TASK INSTRUCTIONS: Find how many lines of the listing below include the word "icon", then report the number by itself.
══ SUPPLIED ENTRIES
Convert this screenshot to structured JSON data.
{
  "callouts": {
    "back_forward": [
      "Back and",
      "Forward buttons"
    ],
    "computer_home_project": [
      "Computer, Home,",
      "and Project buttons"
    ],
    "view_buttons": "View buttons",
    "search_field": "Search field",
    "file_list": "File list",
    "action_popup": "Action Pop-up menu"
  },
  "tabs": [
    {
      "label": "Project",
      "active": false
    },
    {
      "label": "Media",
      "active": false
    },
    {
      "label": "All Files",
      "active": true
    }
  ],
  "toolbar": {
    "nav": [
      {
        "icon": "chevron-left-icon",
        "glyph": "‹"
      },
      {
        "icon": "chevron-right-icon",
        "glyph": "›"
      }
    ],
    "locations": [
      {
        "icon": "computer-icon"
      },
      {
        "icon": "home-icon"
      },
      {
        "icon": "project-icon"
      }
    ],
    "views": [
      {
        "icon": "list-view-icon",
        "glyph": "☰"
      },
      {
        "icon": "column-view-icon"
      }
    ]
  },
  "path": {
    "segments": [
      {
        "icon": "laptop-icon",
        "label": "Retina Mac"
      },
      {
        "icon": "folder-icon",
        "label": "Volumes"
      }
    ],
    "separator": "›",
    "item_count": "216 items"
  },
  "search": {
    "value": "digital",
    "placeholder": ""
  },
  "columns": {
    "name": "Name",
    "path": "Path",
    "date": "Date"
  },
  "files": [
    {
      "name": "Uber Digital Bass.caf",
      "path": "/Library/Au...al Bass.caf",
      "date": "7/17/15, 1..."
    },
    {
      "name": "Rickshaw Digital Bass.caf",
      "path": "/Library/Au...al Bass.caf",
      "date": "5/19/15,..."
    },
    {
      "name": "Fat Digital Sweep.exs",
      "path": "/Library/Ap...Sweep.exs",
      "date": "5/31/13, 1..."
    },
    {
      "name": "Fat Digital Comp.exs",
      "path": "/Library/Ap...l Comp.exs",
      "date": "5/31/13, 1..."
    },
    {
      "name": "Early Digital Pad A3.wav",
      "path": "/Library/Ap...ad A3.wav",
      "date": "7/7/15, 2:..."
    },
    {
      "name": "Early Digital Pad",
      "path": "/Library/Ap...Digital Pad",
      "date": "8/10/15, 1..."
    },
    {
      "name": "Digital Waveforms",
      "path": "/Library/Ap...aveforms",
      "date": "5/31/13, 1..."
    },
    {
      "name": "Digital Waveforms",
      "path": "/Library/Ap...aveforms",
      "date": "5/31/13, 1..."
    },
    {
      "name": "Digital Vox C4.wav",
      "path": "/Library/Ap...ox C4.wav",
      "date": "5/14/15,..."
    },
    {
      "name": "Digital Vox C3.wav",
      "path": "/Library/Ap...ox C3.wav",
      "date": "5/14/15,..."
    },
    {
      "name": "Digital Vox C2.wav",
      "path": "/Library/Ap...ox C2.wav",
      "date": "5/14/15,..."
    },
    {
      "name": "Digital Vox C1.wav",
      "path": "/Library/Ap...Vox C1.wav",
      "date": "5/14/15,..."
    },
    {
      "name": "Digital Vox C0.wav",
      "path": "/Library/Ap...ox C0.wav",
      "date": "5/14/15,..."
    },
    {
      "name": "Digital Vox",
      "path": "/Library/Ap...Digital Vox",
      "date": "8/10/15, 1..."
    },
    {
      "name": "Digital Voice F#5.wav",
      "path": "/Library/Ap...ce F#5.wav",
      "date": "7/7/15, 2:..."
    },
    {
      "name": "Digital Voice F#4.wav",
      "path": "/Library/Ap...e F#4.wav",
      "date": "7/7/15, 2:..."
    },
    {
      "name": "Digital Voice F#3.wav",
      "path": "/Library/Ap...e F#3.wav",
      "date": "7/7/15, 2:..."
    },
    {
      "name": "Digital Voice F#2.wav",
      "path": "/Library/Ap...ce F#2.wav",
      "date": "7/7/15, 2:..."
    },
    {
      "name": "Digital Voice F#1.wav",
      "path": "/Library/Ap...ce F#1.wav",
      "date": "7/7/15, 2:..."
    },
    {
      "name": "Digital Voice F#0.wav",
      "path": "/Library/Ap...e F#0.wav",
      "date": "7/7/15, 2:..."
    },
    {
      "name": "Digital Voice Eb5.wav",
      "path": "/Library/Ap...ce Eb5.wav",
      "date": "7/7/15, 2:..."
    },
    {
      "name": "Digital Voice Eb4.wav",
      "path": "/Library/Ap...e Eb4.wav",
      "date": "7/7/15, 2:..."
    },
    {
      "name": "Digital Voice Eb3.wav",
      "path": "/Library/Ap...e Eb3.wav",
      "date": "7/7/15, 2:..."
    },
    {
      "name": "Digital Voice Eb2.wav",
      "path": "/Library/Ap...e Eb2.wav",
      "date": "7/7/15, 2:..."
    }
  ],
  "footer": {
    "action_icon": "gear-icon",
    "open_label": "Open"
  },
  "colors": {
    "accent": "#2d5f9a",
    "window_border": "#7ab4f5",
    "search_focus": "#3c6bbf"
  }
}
════
EXERCISE ANSWER: 10